* [Items]

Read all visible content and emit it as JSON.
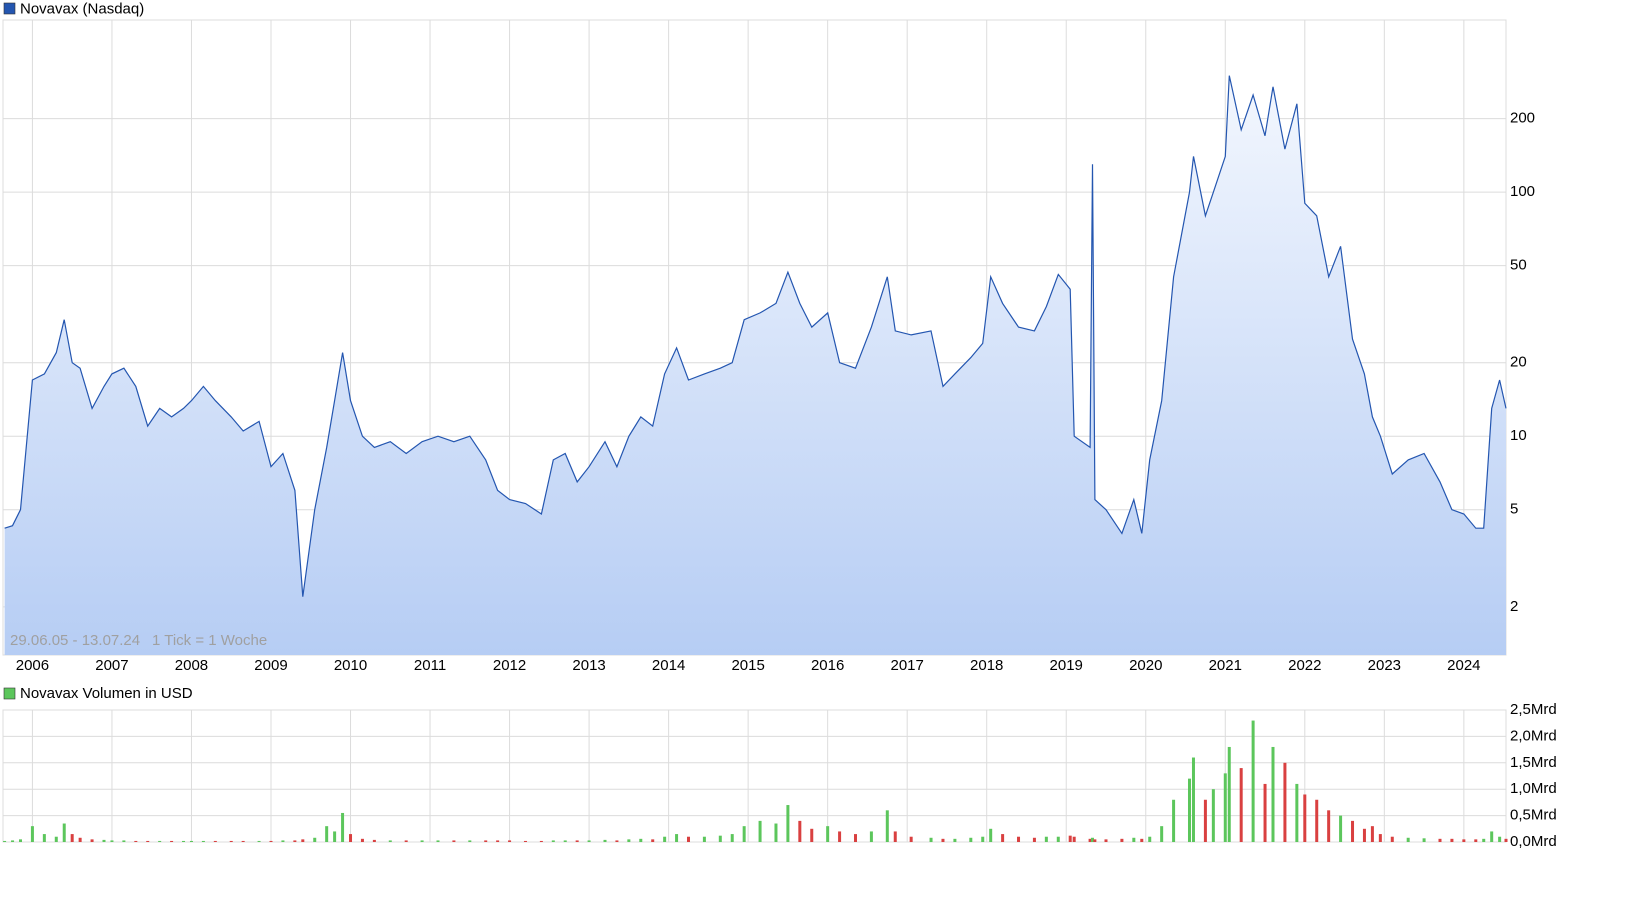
{
  "chart_data": [
    {
      "type": "line",
      "x": [
        2005.65,
        2005.75,
        2005.85,
        2006.0,
        2006.15,
        2006.3,
        2006.4,
        2006.5,
        2006.6,
        2006.75,
        2006.9,
        2007.0,
        2007.15,
        2007.3,
        2007.45,
        2007.6,
        2007.75,
        2007.9,
        2008.0,
        2008.15,
        2008.3,
        2008.5,
        2008.65,
        2008.85,
        2009.0,
        2009.15,
        2009.3,
        2009.4,
        2009.55,
        2009.7,
        2009.8,
        2009.9,
        2010.0,
        2010.15,
        2010.3,
        2010.5,
        2010.7,
        2010.9,
        2011.1,
        2011.3,
        2011.5,
        2011.7,
        2011.85,
        2012.0,
        2012.2,
        2012.4,
        2012.55,
        2012.7,
        2012.85,
        2013.0,
        2013.2,
        2013.35,
        2013.5,
        2013.65,
        2013.8,
        2013.95,
        2014.1,
        2014.25,
        2014.45,
        2014.65,
        2014.8,
        2014.95,
        2015.15,
        2015.35,
        2015.5,
        2015.65,
        2015.8,
        2016.0,
        2016.15,
        2016.35,
        2016.55,
        2016.75,
        2016.85,
        2017.05,
        2017.3,
        2017.45,
        2017.6,
        2017.8,
        2017.95,
        2018.05,
        2018.2,
        2018.4,
        2018.6,
        2018.75,
        2018.9,
        2019.05,
        2019.1,
        2019.3,
        2019.33,
        2019.36,
        2019.5,
        2019.7,
        2019.85,
        2019.95,
        2020.05,
        2020.2,
        2020.35,
        2020.55,
        2020.6,
        2020.75,
        2020.85,
        2021.0,
        2021.05,
        2021.2,
        2021.35,
        2021.5,
        2021.6,
        2021.75,
        2021.9,
        2022.0,
        2022.15,
        2022.3,
        2022.45,
        2022.6,
        2022.75,
        2022.85,
        2022.95,
        2023.1,
        2023.3,
        2023.5,
        2023.7,
        2023.85,
        2024.0,
        2024.15,
        2024.25,
        2024.35,
        2024.45,
        2024.53
      ],
      "series": [
        {
          "name": "Novavax (Nasdaq)",
          "color": "#2456b0",
          "values": [
            4.2,
            4.3,
            5,
            17,
            18,
            22,
            30,
            20,
            19,
            13,
            16,
            18,
            19,
            16,
            11,
            13,
            12,
            13,
            14,
            16,
            14,
            12,
            10.5,
            11.5,
            7.5,
            8.5,
            6,
            2.2,
            5,
            9,
            14,
            22,
            14,
            10,
            9,
            9.5,
            8.5,
            9.5,
            10,
            9.5,
            10,
            8,
            6,
            5.5,
            5.3,
            4.8,
            8,
            8.5,
            6.5,
            7.5,
            9.5,
            7.5,
            10,
            12,
            11,
            18,
            23,
            17,
            18,
            19,
            20,
            30,
            32,
            35,
            47,
            35,
            28,
            32,
            20,
            19,
            28,
            45,
            27,
            26,
            27,
            16,
            18,
            21,
            24,
            45,
            35,
            28,
            27,
            34,
            46,
            40,
            10,
            9,
            130,
            5.5,
            5,
            4,
            5.5,
            4,
            8,
            14,
            45,
            100,
            140,
            80,
            100,
            140,
            300,
            180,
            250,
            170,
            270,
            150,
            230,
            90,
            80,
            45,
            60,
            25,
            18,
            12,
            10,
            7,
            8,
            8.5,
            6.5,
            5,
            4.8,
            4.2,
            4.2,
            13,
            17,
            13
          ]
        }
      ],
      "xlim": [
        2005.63,
        2024.53
      ],
      "xticks": [
        2006,
        2007,
        2008,
        2009,
        2010,
        2011,
        2012,
        2013,
        2014,
        2015,
        2016,
        2017,
        2018,
        2019,
        2020,
        2021,
        2022,
        2023,
        2024
      ],
      "ylim": [
        1.27,
        507
      ],
      "yticks": [
        2,
        5,
        10,
        20,
        50,
        100,
        200
      ],
      "log_scale": true,
      "grid": true,
      "annotations": [
        "29.06.05 - 13.07.24",
        "1 Tick = 1 Woche"
      ]
    },
    {
      "type": "bar",
      "series": [
        {
          "name": "Novavax Volumen in USD",
          "color": "#5cc65c",
          "down_color": "#d94040",
          "values": [
            0.02,
            0.03,
            0.05,
            0.3,
            0.15,
            0.1,
            0.35,
            0.15,
            0.08,
            0.05,
            0.04,
            0.03,
            0.03,
            0.02,
            0.02,
            0.02,
            0.02,
            0.02,
            0.02,
            0.02,
            0.02,
            0.02,
            0.02,
            0.02,
            0.02,
            0.03,
            0.03,
            0.05,
            0.08,
            0.3,
            0.2,
            0.55,
            0.15,
            0.06,
            0.04,
            0.03,
            0.03,
            0.03,
            0.03,
            0.03,
            0.03,
            0.03,
            0.03,
            0.03,
            0.02,
            0.02,
            0.03,
            0.03,
            0.03,
            0.03,
            0.04,
            0.03,
            0.05,
            0.06,
            0.05,
            0.1,
            0.15,
            0.1,
            0.1,
            0.12,
            0.15,
            0.3,
            0.4,
            0.35,
            0.7,
            0.4,
            0.25,
            0.3,
            0.2,
            0.15,
            0.2,
            0.6,
            0.2,
            0.1,
            0.08,
            0.06,
            0.06,
            0.08,
            0.1,
            0.25,
            0.15,
            0.1,
            0.08,
            0.1,
            0.1,
            0.12,
            0.1,
            0.06,
            0.08,
            0.05,
            0.05,
            0.06,
            0.08,
            0.06,
            0.1,
            0.3,
            0.8,
            1.2,
            1.6,
            0.8,
            1.0,
            1.3,
            1.8,
            1.4,
            2.3,
            1.1,
            1.8,
            1.5,
            1.1,
            0.9,
            0.8,
            0.6,
            0.5,
            0.4,
            0.25,
            0.3,
            0.15,
            0.1,
            0.08,
            0.07,
            0.06,
            0.06,
            0.05,
            0.05,
            0.06,
            0.2,
            0.1,
            0.06
          ]
        }
      ],
      "ylim": [
        0,
        2.5
      ],
      "yticks": [
        {
          "value": 0,
          "label": "0,0Mrd"
        },
        {
          "value": 0.5,
          "label": "0,5Mrd"
        },
        {
          "value": 1.0,
          "label": "1,0Mrd"
        },
        {
          "value": 1.5,
          "label": "1,5Mrd"
        },
        {
          "value": 2.0,
          "label": "2,0Mrd"
        },
        {
          "value": 2.5,
          "label": "2,5Mrd"
        }
      ],
      "grid": true
    }
  ]
}
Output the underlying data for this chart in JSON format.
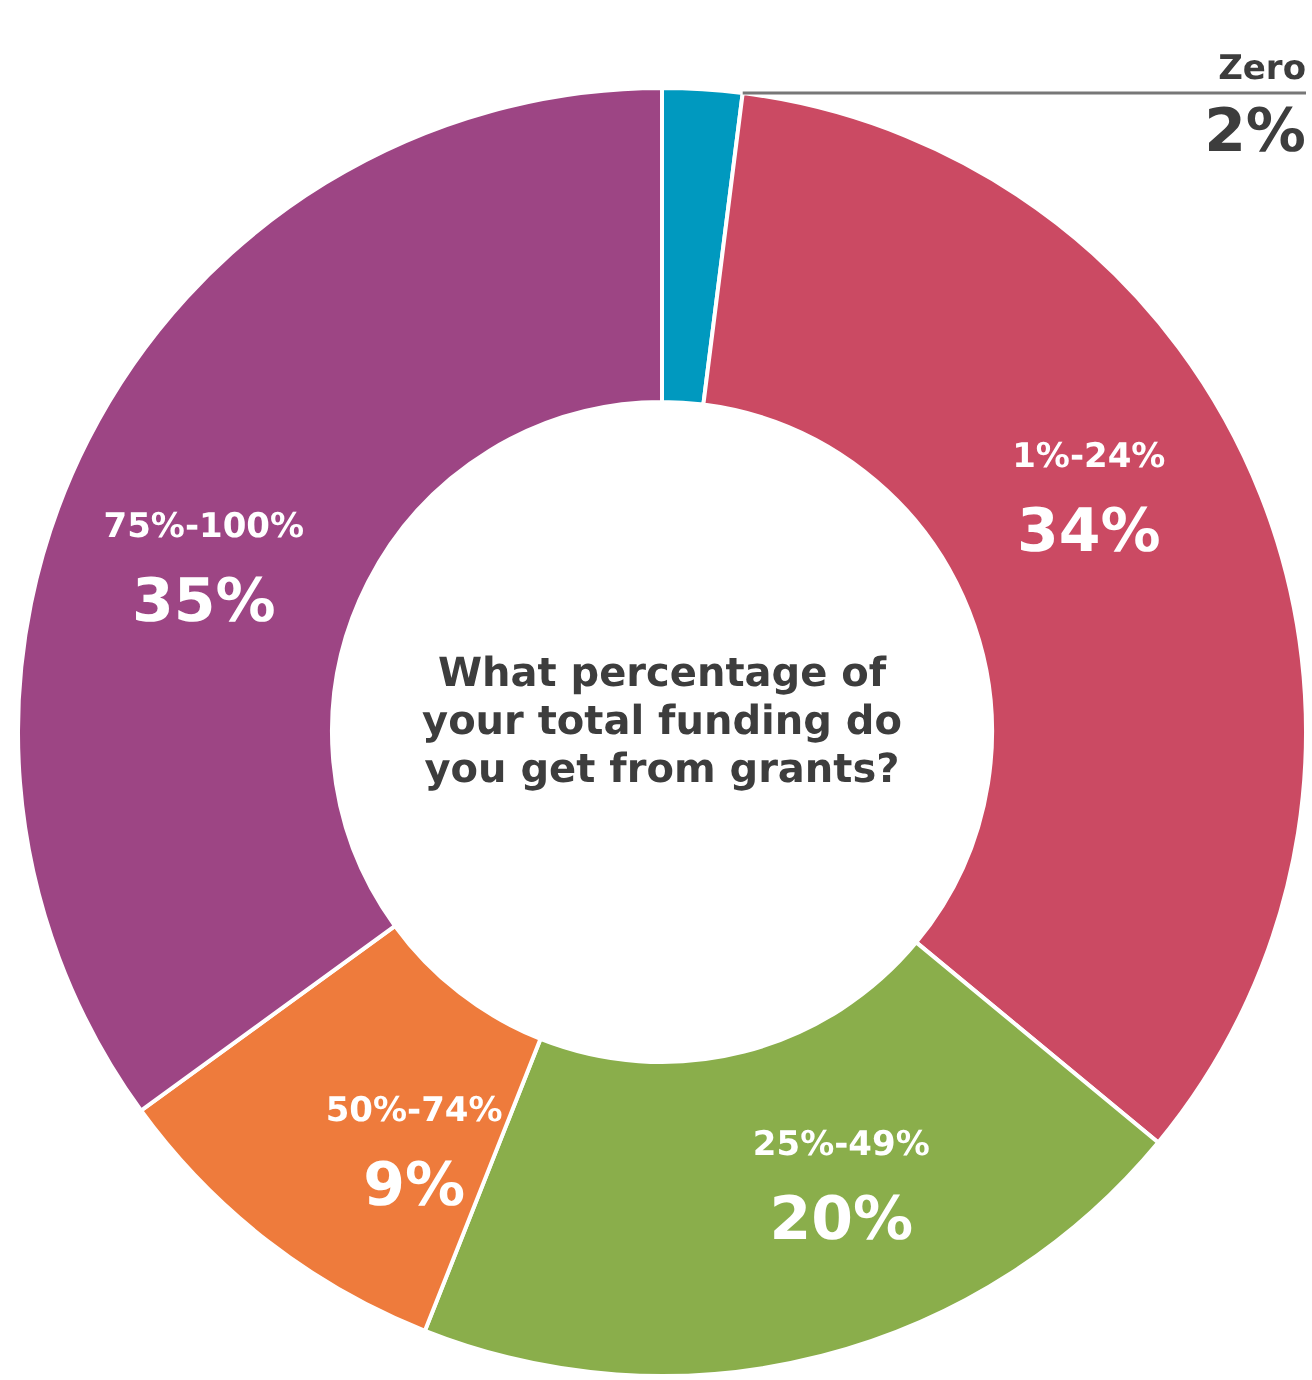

* [What to do]
Copy every entry exactly as written. Pictures are excluded.

* [Worked solution]
Read all visible content and emit it as JSON.
{
  "chart_data": [
    {
      "type": "line",
      "x": [
        2005.65,
        2005.75,
        2005.85,
        2006.0,
        2006.15,
        2006.3,
        2006.4,
        2006.5,
        2006.6,
        2006.75,
        2006.9,
        2007.0,
        2007.15,
        2007.3,
        2007.45,
        2007.6,
        2007.75,
        2007.9,
        2008.0,
        2008.15,
        2008.3,
        2008.5,
        2008.65,
        2008.85,
        2009.0,
        2009.15,
        2009.3,
        2009.4,
        2009.55,
        2009.7,
        2009.8,
        2009.9,
        2010.0,
        2010.15,
        2010.3,
        2010.5,
        2010.7,
        2010.9,
        2011.1,
        2011.3,
        2011.5,
        2011.7,
        2011.85,
        2012.0,
        2012.2,
        2012.4,
        2012.55,
        2012.7,
        2012.85,
        2013.0,
        2013.2,
        2013.35,
        2013.5,
        2013.65,
        2013.8,
        2013.95,
        2014.1,
        2014.25,
        2014.45,
        2014.65,
        2014.8,
        2014.95,
        2015.15,
        2015.35,
        2015.5,
        2015.65,
        2015.8,
        2016.0,
        2016.15,
        2016.35,
        2016.55,
        2016.75,
        2016.85,
        2017.05,
        2017.3,
        2017.45,
        2017.6,
        2017.8,
        2017.95,
        2018.05,
        2018.2,
        2018.4,
        2018.6,
        2018.75,
        2018.9,
        2019.05,
        2019.1,
        2019.3,
        2019.33,
        2019.36,
        2019.5,
        2019.7,
        2019.85,
        2019.95,
        2020.05,
        2020.2,
        2020.35,
        2020.55,
        2020.6,
        2020.75,
        2020.85,
        2021.0,
        2021.05,
        2021.2,
        2021.35,
        2021.5,
        2021.6,
        2021.75,
        2021.9,
        2022.0,
        2022.15,
        2022.3,
        2022.45,
        2022.6,
        2022.75,
        2022.85,
        2022.95,
        2023.1,
        2023.3,
        2023.5,
        2023.7,
        2023.85,
        2024.0,
        2024.15,
        2024.25,
        2024.35,
        2024.45,
        2024.53
      ],
      "series": [
        {
          "name": "Novavax (Nasdaq)",
          "color": "#2456b0",
          "values": [
            4.2,
            4.3,
            5,
            17,
            18,
            22,
            30,
            20,
            19,
            13,
            16,
            18,
            19,
            16,
            11,
            13,
            12,
            13,
            14,
            16,
            14,
            12,
            10.5,
            11.5,
            7.5,
            8.5,
            6,
            2.2,
            5,
            9,
            14,
            22,
            14,
            10,
            9,
            9.5,
            8.5,
            9.5,
            10,
            9.5,
            10,
            8,
            6,
            5.5,
            5.3,
            4.8,
            8,
            8.5,
            6.5,
            7.5,
            9.5,
            7.5,
            10,
            12,
            11,
            18,
            23,
            17,
            18,
            19,
            20,
            30,
            32,
            35,
            47,
            35,
            28,
            32,
            20,
            19,
            28,
            45,
            27,
            26,
            27,
            16,
            18,
            21,
            24,
            45,
            35,
            28,
            27,
            34,
            46,
            40,
            10,
            9,
            130,
            5.5,
            5,
            4,
            5.5,
            4,
            8,
            14,
            45,
            100,
            140,
            80,
            100,
            140,
            300,
            180,
            250,
            170,
            270,
            150,
            230,
            90,
            80,
            45,
            60,
            25,
            18,
            12,
            10,
            7,
            8,
            8.5,
            6.5,
            5,
            4.8,
            4.2,
            4.2,
            13,
            17,
            13
          ]
        }
      ],
      "xlim": [
        2005.63,
        2024.53
      ],
      "xticks": [
        2006,
        2007,
        2008,
        2009,
        2010,
        2011,
        2012,
        2013,
        2014,
        2015,
        2016,
        2017,
        2018,
        2019,
        2020,
        2021,
        2022,
        2023,
        2024
      ],
      "ylim": [
        1.27,
        507
      ],
      "yticks": [
        2,
        5,
        10,
        20,
        50,
        100,
        200
      ],
      "log_scale": true,
      "grid": true,
      "annotations": [
        "29.06.05 - 13.07.24",
        "1 Tick = 1 Woche"
      ]
    },
    {
      "type": "bar",
      "series": [
        {
          "name": "Novavax Volumen in USD",
          "color": "#5cc65c",
          "down_color": "#d94040",
          "values": [
            0.02,
            0.03,
            0.05,
            0.3,
            0.15,
            0.1,
            0.35,
            0.15,
            0.08,
            0.05,
            0.04,
            0.03,
            0.03,
            0.02,
            0.02,
            0.02,
            0.02,
            0.02,
            0.02,
            0.02,
            0.02,
            0.02,
            0.02,
            0.02,
            0.02,
            0.03,
            0.03,
            0.05,
            0.08,
            0.3,
            0.2,
            0.55,
            0.15,
            0.06,
            0.04,
            0.03,
            0.03,
            0.03,
            0.03,
            0.03,
            0.03,
            0.03,
            0.03,
            0.03,
            0.02,
            0.02,
            0.03,
            0.03,
            0.03,
            0.03,
            0.04,
            0.03,
            0.05,
            0.06,
            0.05,
            0.1,
            0.15,
            0.1,
            0.1,
            0.12,
            0.15,
            0.3,
            0.4,
            0.35,
            0.7,
            0.4,
            0.25,
            0.3,
            0.2,
            0.15,
            0.2,
            0.6,
            0.2,
            0.1,
            0.08,
            0.06,
            0.06,
            0.08,
            0.1,
            0.25,
            0.15,
            0.1,
            0.08,
            0.1,
            0.1,
            0.12,
            0.1,
            0.06,
            0.08,
            0.05,
            0.05,
            0.06,
            0.08,
            0.06,
            0.1,
            0.3,
            0.8,
            1.2,
            1.6,
            0.8,
            1.0,
            1.3,
            1.8,
            1.4,
            2.3,
            1.1,
            1.8,
            1.5,
            1.1,
            0.9,
            0.8,
            0.6,
            0.5,
            0.4,
            0.25,
            0.3,
            0.15,
            0.1,
            0.08,
            0.07,
            0.06,
            0.06,
            0.05,
            0.05,
            0.06,
            0.2,
            0.1,
            0.06
          ]
        }
      ],
      "ylim": [
        0,
        2.5
      ],
      "yticks": [
        {
          "value": 0,
          "label": "0,0Mrd"
        },
        {
          "value": 0.5,
          "label": "0,5Mrd"
        },
        {
          "value": 1.0,
          "label": "1,0Mrd"
        },
        {
          "value": 1.5,
          "label": "1,5Mrd"
        },
        {
          "value": 2.0,
          "label": "2,0Mrd"
        },
        {
          "value": 2.5,
          "label": "2,5Mrd"
        }
      ],
      "grid": true
    }
  ]
}
Output the underlying data for this chart in JSON format.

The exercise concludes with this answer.